• [SHORT TASK]
Output the material word for word. Leave each picture out.

(Data records)
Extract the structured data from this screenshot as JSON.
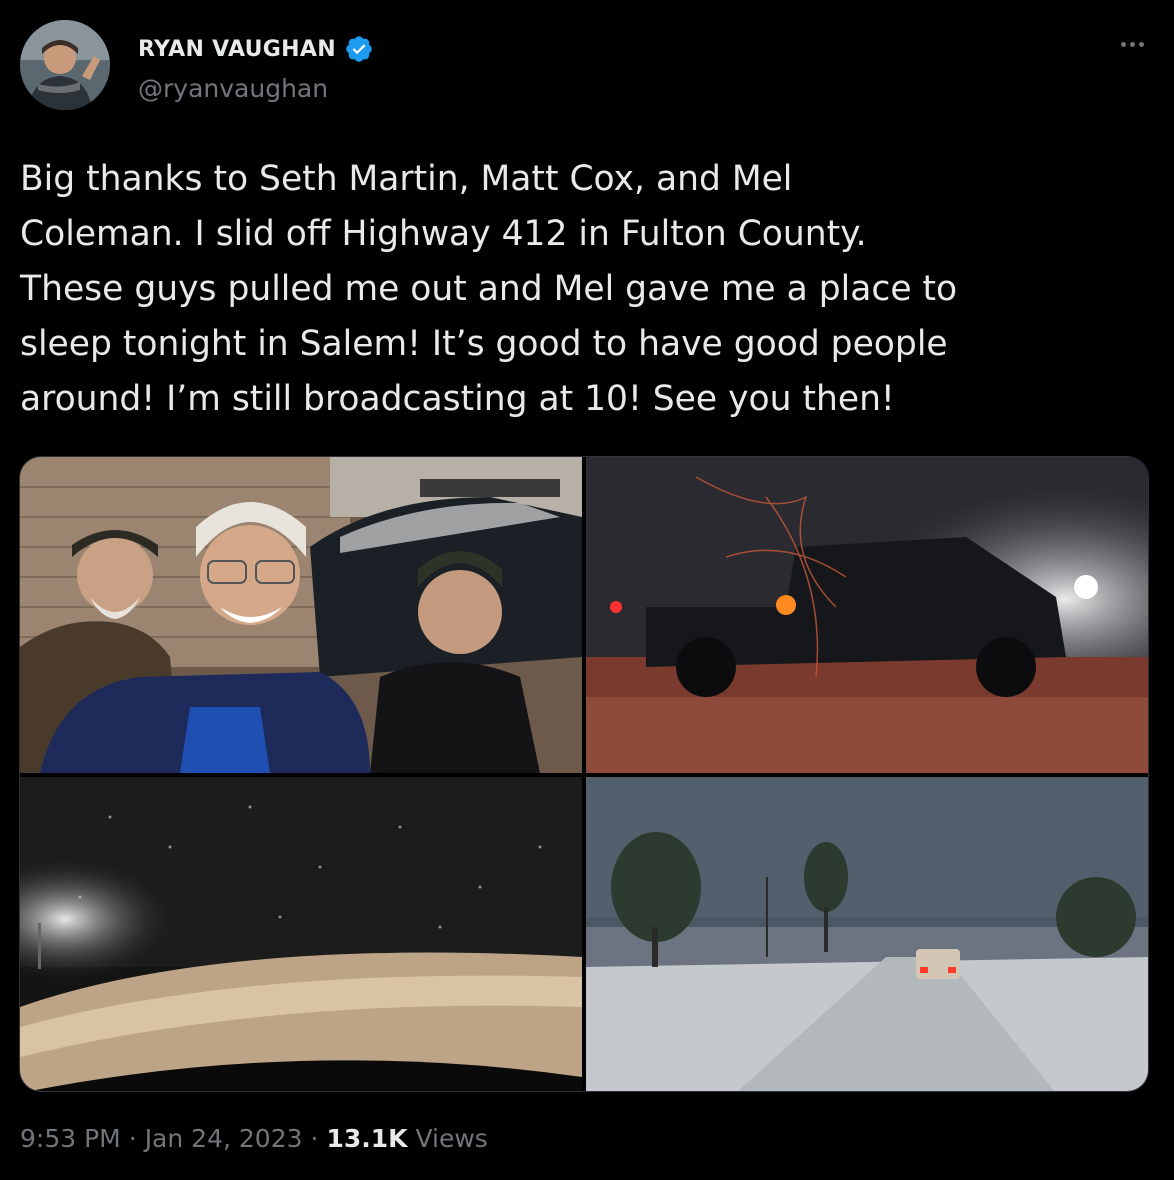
{
  "author": {
    "display_name": "RYAN VAUGHAN",
    "handle": "@ryanvaughan",
    "verified": true,
    "verified_color": "#1d9bf0"
  },
  "more_icon": "more-horizontal-icon",
  "tweet": {
    "lines": [
      "Big thanks to Seth Martin, Matt Cox, and Mel",
      "Coleman. I slid off Highway 412 in Fulton County.",
      "These guys pulled me out and Mel gave me a place to",
      "sleep tonight in Salem! It’s good to have good people",
      "around! I’m still broadcasting at 10! See you then!"
    ]
  },
  "meta": {
    "time": "9:53 PM",
    "separator": "·",
    "date": "Jan 24, 2023",
    "views_count": "13.1K",
    "views_label": "Views"
  },
  "colors": {
    "background": "#000000",
    "text": "#e7e9ea",
    "secondary_text": "#71767b",
    "accent": "#1d9bf0"
  }
}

• [OUTPUT FOR THIS EXERCISE]
Extract the structured data from this screenshot as JSON.
{
  "author": {
    "display_name": "RYAN VAUGHAN",
    "handle": "@ryanvaughan",
    "verified": true,
    "verified_color": "#1d9bf0"
  },
  "more_icon": "more-horizontal-icon",
  "tweet": {
    "lines": [
      "Big thanks to Seth Martin, Matt Cox, and Mel",
      "Coleman. I slid off Highway 412 in Fulton County.",
      "These guys pulled me out and Mel gave me a place to",
      "sleep tonight in Salem! It’s good to have good people",
      "around! I’m still broadcasting at 10! See you then!"
    ]
  },
  "meta": {
    "time": "9:53 PM",
    "separator": "·",
    "date": "Jan 24, 2023",
    "views_count": "13.1K",
    "views_label": "Views"
  },
  "colors": {
    "background": "#000000",
    "text": "#e7e9ea",
    "secondary_text": "#71767b",
    "accent": "#1d9bf0"
  }
}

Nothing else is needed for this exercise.